__WHAT IS ASKED__
From the data that follows, copy every line holding the string "งการด".

--- start ---

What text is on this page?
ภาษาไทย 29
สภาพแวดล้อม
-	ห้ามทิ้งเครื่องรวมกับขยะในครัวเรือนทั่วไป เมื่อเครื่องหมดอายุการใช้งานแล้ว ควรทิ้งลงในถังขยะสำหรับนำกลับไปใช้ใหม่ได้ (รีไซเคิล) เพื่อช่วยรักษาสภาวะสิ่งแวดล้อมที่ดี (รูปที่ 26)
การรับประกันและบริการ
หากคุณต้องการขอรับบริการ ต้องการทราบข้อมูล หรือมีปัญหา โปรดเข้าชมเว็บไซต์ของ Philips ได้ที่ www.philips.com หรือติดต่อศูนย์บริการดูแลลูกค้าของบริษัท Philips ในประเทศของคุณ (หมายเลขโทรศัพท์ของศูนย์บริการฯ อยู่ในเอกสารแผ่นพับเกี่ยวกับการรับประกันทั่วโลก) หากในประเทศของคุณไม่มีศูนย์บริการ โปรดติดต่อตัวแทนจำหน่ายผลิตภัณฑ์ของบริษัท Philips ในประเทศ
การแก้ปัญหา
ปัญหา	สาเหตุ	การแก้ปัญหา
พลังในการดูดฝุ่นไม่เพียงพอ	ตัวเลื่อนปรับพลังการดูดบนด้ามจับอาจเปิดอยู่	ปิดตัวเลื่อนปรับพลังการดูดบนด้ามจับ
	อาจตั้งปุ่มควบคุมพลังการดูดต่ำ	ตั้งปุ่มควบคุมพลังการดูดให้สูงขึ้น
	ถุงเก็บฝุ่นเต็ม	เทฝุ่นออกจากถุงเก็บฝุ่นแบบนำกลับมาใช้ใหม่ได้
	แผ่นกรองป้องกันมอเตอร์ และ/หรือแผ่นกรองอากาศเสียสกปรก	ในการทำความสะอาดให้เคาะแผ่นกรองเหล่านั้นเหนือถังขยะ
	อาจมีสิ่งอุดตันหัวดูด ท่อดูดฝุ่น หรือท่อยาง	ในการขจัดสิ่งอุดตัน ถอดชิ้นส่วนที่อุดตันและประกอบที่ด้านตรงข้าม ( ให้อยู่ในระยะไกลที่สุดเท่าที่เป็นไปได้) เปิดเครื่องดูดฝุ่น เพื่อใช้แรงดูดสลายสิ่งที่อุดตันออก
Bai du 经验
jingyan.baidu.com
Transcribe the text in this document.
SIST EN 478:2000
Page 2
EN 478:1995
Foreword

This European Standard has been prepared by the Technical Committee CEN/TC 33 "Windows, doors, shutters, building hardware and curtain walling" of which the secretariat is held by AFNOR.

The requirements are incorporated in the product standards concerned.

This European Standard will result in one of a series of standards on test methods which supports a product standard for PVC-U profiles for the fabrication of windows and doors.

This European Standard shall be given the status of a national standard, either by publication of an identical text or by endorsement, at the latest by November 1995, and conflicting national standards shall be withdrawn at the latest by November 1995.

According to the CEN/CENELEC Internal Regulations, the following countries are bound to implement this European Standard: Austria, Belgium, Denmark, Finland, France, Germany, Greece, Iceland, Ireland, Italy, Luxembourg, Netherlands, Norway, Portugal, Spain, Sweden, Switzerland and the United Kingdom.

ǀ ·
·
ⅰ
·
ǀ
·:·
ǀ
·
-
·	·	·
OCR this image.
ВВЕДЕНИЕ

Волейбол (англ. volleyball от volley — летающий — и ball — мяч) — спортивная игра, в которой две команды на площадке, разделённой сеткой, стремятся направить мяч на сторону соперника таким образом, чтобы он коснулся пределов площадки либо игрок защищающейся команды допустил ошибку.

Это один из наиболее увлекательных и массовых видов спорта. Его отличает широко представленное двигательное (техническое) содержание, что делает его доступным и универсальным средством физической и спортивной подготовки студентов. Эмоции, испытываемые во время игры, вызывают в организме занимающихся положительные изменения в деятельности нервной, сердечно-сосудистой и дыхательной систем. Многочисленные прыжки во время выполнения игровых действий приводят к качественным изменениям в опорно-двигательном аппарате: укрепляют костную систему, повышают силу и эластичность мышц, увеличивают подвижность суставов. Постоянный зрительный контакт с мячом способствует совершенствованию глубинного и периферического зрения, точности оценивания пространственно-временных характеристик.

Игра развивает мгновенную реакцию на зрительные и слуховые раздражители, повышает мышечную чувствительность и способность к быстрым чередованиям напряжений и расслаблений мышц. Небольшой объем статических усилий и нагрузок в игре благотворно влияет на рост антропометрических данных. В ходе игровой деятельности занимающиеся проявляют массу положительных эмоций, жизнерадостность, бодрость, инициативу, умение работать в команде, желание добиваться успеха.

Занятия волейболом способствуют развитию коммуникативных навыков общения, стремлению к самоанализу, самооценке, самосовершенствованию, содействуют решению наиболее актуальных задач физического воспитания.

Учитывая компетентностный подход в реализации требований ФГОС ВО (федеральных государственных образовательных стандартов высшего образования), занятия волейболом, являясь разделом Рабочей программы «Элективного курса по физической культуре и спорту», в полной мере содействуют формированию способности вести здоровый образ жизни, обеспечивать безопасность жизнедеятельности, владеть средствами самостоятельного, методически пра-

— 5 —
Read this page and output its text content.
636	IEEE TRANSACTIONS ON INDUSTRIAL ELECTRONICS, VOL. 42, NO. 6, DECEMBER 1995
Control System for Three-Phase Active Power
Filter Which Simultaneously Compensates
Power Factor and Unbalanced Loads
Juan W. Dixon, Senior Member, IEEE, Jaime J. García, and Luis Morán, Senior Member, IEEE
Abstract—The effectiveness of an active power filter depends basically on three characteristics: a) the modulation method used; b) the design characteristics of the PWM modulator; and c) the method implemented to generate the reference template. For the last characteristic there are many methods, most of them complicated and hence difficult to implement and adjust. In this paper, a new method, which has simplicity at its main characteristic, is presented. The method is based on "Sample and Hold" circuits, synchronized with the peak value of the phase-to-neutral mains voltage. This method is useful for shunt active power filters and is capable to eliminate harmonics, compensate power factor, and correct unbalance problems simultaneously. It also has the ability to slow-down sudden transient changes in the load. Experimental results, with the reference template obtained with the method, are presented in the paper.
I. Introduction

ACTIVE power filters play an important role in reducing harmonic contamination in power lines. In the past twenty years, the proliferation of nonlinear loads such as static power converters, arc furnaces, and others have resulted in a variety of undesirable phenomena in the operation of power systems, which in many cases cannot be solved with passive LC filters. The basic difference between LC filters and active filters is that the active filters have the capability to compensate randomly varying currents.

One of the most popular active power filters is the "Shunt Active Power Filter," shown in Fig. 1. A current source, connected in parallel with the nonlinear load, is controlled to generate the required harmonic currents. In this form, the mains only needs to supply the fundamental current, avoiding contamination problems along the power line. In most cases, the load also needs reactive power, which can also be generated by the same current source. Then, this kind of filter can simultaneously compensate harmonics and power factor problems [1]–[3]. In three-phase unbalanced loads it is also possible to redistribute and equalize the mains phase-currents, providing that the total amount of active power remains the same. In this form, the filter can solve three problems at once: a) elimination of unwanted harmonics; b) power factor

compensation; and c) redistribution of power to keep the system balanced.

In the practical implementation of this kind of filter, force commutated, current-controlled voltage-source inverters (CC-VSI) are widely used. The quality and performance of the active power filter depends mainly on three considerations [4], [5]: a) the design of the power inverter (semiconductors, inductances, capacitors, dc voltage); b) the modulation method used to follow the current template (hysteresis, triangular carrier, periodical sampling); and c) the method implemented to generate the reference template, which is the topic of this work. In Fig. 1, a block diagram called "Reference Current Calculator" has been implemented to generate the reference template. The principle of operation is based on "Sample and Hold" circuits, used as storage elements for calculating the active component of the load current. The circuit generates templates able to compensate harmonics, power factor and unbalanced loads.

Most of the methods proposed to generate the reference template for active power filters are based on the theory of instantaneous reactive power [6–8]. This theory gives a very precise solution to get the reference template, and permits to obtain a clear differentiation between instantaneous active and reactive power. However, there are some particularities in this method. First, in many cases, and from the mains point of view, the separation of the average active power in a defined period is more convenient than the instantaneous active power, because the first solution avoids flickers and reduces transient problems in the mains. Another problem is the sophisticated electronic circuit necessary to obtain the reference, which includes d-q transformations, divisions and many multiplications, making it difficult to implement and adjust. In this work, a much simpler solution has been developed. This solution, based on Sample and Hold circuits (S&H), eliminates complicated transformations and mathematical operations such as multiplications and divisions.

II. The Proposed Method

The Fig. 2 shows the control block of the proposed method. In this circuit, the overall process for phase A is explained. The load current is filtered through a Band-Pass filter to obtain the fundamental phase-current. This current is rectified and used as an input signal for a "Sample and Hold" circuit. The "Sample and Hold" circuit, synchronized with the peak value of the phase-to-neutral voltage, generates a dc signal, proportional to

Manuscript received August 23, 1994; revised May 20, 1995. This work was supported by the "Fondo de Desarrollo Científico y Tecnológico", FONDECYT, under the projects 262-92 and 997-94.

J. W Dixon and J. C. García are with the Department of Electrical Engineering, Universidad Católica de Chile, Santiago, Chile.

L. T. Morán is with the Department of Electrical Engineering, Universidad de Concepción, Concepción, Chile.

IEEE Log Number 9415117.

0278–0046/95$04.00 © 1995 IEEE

--- end ---

__EXERCISE RESPONSE__
พลังในการดูดฝุ่นไม่เพียงพอ	ตัวเลื่อนปรับพลังการดูดบนด้ามจับอาจเปิดอยู่	ปิดตัวเลื่อนปรับพลังการดูดบนด้ามจับ
	อาจตั้งปุ่มควบคุมพลังการดูดต่ำ	ตั้งปุ่มควบคุมพลังการดูดให้สูงขึ้น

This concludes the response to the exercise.